TASK PROMPT ▸ Omit all pictures and give the records below again exactly as written.

RECORDS TO USE ▸
--

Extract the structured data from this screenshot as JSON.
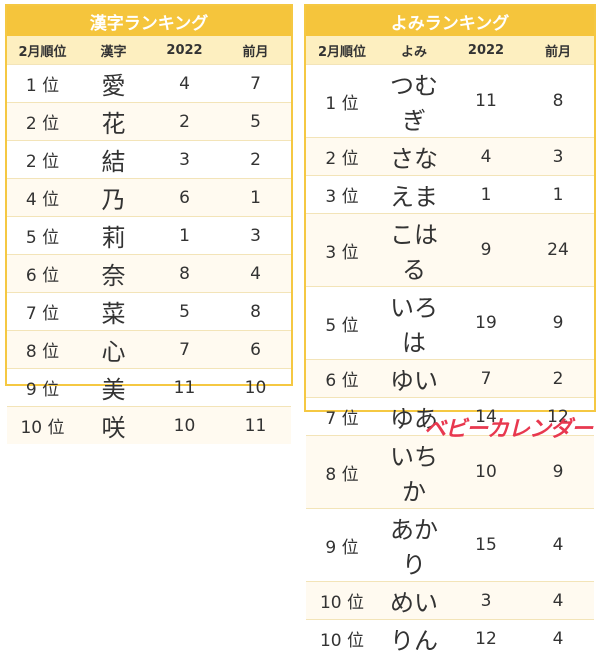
{
  "tables": [
    {
      "title": "漢字ランキング",
      "header": [
        "2月順位",
        "漢字",
        "2022",
        "前月"
      ],
      "rows": [
        [
          "1 位",
          "愛",
          4,
          7
        ],
        [
          "2 位",
          "花",
          2,
          5
        ],
        [
          "2 位",
          "結",
          3,
          2
        ],
        [
          "4 位",
          "乃",
          6,
          1
        ],
        [
          "5 位",
          "莉",
          1,
          3
        ],
        [
          "6 位",
          "奈",
          8,
          4
        ],
        [
          "7 位",
          "菜",
          5,
          8
        ],
        [
          "8 位",
          "心",
          7,
          6
        ],
        [
          "9 位",
          "美",
          11,
          10
        ],
        [
          "10 位",
          "咲",
          10,
          11
        ]
      ]
    },
    {
      "title": "よみランキング",
      "header": [
        "2月順位",
        "よみ",
        "2022",
        "前月"
      ],
      "rows": [
        [
          "1 位",
          "つむぎ",
          11,
          8
        ],
        [
          "2 位",
          "さな",
          4,
          3
        ],
        [
          "3 位",
          "えま",
          1,
          1
        ],
        [
          "3 位",
          "こはる",
          9,
          24
        ],
        [
          "5 位",
          "いろは",
          19,
          9
        ],
        [
          "6 位",
          "ゆい",
          7,
          2
        ],
        [
          "7 位",
          "ゆあ",
          14,
          12
        ],
        [
          "8 位",
          "いちか",
          10,
          9
        ],
        [
          "9 位",
          "あかり",
          15,
          4
        ],
        [
          "10 位",
          "めい",
          3,
          4
        ],
        [
          "10 位",
          "りん",
          12,
          4
        ]
      ]
    }
  ],
  "logo": "ベビーカレンダー"
}
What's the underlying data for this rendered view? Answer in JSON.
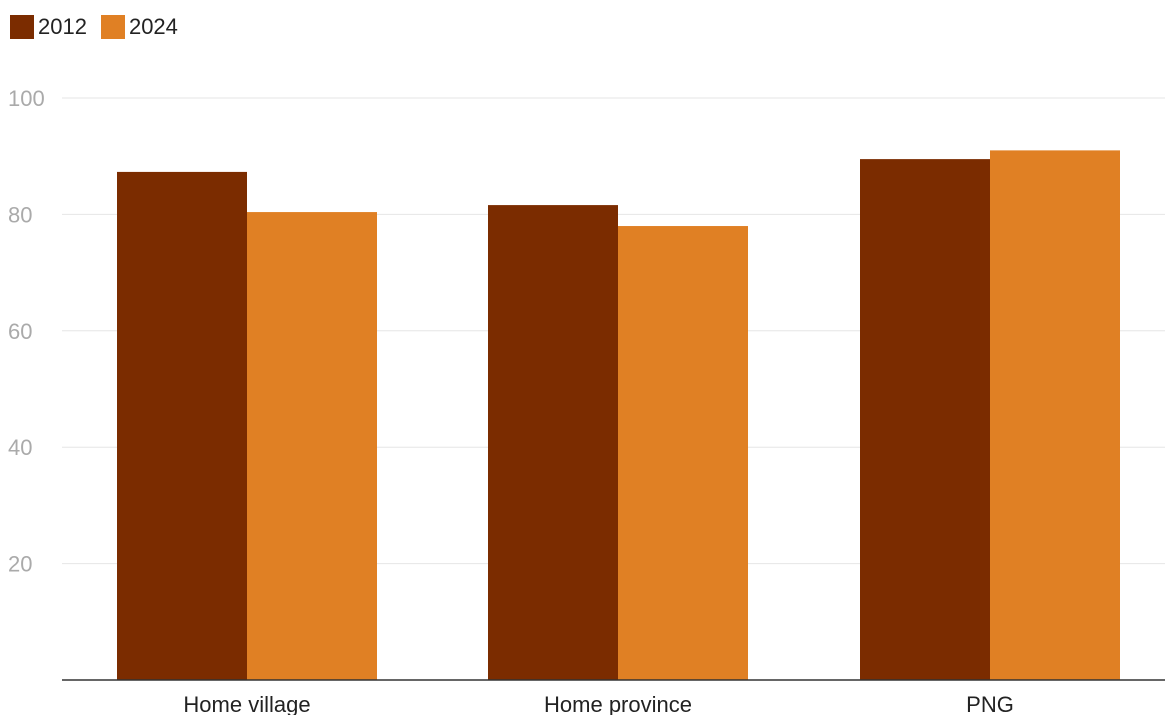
{
  "chart_data": {
    "type": "bar",
    "categories": [
      "Home village",
      "Home province",
      "PNG"
    ],
    "series": [
      {
        "name": "2012",
        "color": "#7b2c00",
        "values": [
          87.3,
          81.6,
          89.5
        ]
      },
      {
        "name": "2024",
        "color": "#e08024",
        "values": [
          80.4,
          78.0,
          91.0
        ]
      }
    ],
    "y_ticks": [
      "20",
      "40",
      "60",
      "80",
      "100"
    ],
    "ylim": [
      0,
      100
    ],
    "grid": true,
    "legend_position": "top-left",
    "title": "",
    "xlabel": "",
    "ylabel": ""
  }
}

--

RESPONSE FOR THIS EXERCISE ▸
Extract the structured data from this screenshot as JSON.
{
  "tables": [
    {
      "title": "漢字ランキング",
      "header": [
        "2月順位",
        "漢字",
        "2022",
        "前月"
      ],
      "rows": [
        [
          "1 位",
          "愛",
          4,
          7
        ],
        [
          "2 位",
          "花",
          2,
          5
        ],
        [
          "2 位",
          "結",
          3,
          2
        ],
        [
          "4 位",
          "乃",
          6,
          1
        ],
        [
          "5 位",
          "莉",
          1,
          3
        ],
        [
          "6 位",
          "奈",
          8,
          4
        ],
        [
          "7 位",
          "菜",
          5,
          8
        ],
        [
          "8 位",
          "心",
          7,
          6
        ],
        [
          "9 位",
          "美",
          11,
          10
        ],
        [
          "10 位",
          "咲",
          10,
          11
        ]
      ]
    },
    {
      "title": "よみランキング",
      "header": [
        "2月順位",
        "よみ",
        "2022",
        "前月"
      ],
      "rows": [
        [
          "1 位",
          "つむぎ",
          11,
          8
        ],
        [
          "2 位",
          "さな",
          4,
          3
        ],
        [
          "3 位",
          "えま",
          1,
          1
        ],
        [
          "3 位",
          "こはる",
          9,
          24
        ],
        [
          "5 位",
          "いろは",
          19,
          9
        ],
        [
          "6 位",
          "ゆい",
          7,
          2
        ],
        [
          "7 位",
          "ゆあ",
          14,
          12
        ],
        [
          "8 位",
          "いちか",
          10,
          9
        ],
        [
          "9 位",
          "あかり",
          15,
          4
        ],
        [
          "10 位",
          "めい",
          3,
          4
        ],
        [
          "10 位",
          "りん",
          12,
          4
        ]
      ]
    }
  ],
  "logo": "ベビーカレンダー"
}
What's the underlying data for this rendered view? Answer in JSON.
{
  "chart_data": {
    "type": "bar",
    "categories": [
      "Home village",
      "Home province",
      "PNG"
    ],
    "series": [
      {
        "name": "2012",
        "color": "#7b2c00",
        "values": [
          87.3,
          81.6,
          89.5
        ]
      },
      {
        "name": "2024",
        "color": "#e08024",
        "values": [
          80.4,
          78.0,
          91.0
        ]
      }
    ],
    "y_ticks": [
      "20",
      "40",
      "60",
      "80",
      "100"
    ],
    "ylim": [
      0,
      100
    ],
    "grid": true,
    "legend_position": "top-left",
    "title": "",
    "xlabel": "",
    "ylabel": ""
  }
}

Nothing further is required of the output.